:: DATA LINES ::
━━━
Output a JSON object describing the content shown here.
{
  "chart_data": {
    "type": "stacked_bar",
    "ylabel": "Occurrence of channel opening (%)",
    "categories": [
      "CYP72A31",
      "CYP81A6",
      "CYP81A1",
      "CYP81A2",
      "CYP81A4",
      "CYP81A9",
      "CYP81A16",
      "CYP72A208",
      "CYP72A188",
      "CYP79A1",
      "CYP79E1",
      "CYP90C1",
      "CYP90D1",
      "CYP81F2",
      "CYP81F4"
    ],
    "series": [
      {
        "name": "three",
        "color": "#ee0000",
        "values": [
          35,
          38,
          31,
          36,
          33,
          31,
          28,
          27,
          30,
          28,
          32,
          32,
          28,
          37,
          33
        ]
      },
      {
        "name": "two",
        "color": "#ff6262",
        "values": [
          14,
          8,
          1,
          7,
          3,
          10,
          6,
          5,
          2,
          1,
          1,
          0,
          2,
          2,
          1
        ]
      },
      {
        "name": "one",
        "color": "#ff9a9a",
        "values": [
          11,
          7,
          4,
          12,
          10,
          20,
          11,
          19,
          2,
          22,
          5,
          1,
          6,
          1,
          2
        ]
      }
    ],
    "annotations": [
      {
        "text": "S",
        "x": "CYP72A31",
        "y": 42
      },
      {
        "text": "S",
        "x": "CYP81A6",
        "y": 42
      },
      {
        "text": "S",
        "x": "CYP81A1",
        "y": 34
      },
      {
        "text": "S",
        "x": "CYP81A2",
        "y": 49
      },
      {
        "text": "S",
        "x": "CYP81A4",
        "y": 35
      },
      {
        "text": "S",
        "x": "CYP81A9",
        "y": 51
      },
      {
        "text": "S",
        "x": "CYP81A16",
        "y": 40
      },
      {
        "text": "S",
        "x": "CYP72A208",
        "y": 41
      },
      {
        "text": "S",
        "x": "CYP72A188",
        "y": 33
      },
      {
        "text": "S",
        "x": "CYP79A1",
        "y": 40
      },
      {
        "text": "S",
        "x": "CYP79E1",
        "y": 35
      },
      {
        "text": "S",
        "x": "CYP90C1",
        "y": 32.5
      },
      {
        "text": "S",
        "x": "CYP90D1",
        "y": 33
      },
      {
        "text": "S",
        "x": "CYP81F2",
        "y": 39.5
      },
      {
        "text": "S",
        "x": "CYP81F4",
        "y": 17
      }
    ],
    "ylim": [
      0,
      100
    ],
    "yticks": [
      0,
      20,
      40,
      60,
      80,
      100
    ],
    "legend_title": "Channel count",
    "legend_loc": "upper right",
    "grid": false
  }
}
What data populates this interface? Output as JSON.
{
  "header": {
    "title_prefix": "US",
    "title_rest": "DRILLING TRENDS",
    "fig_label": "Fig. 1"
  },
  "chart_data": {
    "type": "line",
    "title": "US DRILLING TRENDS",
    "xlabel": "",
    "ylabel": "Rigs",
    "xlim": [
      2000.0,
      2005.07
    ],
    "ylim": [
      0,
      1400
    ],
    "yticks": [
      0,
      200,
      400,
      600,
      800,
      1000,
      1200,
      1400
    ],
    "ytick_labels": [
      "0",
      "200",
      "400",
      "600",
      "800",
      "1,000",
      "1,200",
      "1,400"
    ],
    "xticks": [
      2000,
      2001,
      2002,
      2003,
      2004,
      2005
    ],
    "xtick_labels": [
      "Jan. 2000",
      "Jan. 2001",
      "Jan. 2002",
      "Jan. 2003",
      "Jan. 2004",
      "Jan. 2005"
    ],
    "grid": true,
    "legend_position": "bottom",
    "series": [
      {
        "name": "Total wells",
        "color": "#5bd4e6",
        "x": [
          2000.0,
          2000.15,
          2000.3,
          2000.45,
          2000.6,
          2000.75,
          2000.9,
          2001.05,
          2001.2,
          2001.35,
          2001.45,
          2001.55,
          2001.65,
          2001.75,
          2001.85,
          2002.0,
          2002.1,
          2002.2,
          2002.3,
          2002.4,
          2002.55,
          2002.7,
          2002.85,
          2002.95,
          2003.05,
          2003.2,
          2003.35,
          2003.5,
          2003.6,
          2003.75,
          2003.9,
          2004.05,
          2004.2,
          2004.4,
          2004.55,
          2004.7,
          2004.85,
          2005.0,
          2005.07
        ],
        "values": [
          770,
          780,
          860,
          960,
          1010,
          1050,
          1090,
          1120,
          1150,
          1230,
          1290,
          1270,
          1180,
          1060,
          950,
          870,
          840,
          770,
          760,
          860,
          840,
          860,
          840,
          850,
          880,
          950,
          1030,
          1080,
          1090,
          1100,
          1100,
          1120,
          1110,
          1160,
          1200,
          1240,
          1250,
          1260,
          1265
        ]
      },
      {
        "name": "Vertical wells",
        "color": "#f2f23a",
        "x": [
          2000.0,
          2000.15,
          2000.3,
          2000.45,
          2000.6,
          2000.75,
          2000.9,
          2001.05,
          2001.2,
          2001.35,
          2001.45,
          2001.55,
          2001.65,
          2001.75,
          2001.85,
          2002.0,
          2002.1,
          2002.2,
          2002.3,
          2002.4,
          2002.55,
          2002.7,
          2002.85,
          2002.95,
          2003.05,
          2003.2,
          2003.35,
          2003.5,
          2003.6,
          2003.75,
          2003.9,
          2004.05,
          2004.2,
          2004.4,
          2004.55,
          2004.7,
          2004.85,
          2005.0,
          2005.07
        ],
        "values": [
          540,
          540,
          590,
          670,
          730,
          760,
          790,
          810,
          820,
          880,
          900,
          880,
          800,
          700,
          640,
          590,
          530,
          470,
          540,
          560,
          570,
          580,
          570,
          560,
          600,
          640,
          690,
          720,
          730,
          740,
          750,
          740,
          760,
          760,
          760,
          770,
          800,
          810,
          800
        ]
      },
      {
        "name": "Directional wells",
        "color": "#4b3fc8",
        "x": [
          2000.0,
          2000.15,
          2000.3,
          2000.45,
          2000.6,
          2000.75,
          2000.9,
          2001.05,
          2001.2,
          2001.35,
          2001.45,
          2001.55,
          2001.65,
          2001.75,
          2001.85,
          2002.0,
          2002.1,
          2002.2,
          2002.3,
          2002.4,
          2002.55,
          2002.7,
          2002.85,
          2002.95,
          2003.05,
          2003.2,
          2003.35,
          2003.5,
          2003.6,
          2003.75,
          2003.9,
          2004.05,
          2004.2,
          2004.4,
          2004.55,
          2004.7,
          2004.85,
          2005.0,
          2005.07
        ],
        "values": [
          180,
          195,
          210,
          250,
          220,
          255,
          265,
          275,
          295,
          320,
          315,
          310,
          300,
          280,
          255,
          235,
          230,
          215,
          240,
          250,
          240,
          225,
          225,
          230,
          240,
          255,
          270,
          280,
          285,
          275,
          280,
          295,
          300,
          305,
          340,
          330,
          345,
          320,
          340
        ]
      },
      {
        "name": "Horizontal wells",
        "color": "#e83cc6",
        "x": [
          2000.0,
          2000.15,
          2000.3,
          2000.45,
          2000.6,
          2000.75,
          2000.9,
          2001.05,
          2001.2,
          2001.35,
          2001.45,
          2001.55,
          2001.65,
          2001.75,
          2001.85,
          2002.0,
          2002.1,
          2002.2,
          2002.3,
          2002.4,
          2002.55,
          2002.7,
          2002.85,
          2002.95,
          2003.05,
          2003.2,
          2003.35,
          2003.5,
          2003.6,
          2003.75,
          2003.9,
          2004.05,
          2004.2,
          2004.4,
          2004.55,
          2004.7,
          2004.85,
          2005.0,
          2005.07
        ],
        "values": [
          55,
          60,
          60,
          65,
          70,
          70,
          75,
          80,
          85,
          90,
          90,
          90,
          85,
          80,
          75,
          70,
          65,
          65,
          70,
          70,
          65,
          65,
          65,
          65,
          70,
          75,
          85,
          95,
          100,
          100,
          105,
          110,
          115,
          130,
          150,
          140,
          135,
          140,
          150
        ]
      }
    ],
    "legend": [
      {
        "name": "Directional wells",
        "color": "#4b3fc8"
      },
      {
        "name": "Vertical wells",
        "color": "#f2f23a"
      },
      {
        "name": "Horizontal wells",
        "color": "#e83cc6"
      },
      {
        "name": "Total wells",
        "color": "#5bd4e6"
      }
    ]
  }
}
━━━
:: TASK DIRECTIONS ::
Gather each line from the entries above that includes the word "DRILLING".

:: RESULT FOR THIS EXERCISE ::
    "title_rest": "DRILLING TRENDS",
    "title": "US DRILLING TRENDS",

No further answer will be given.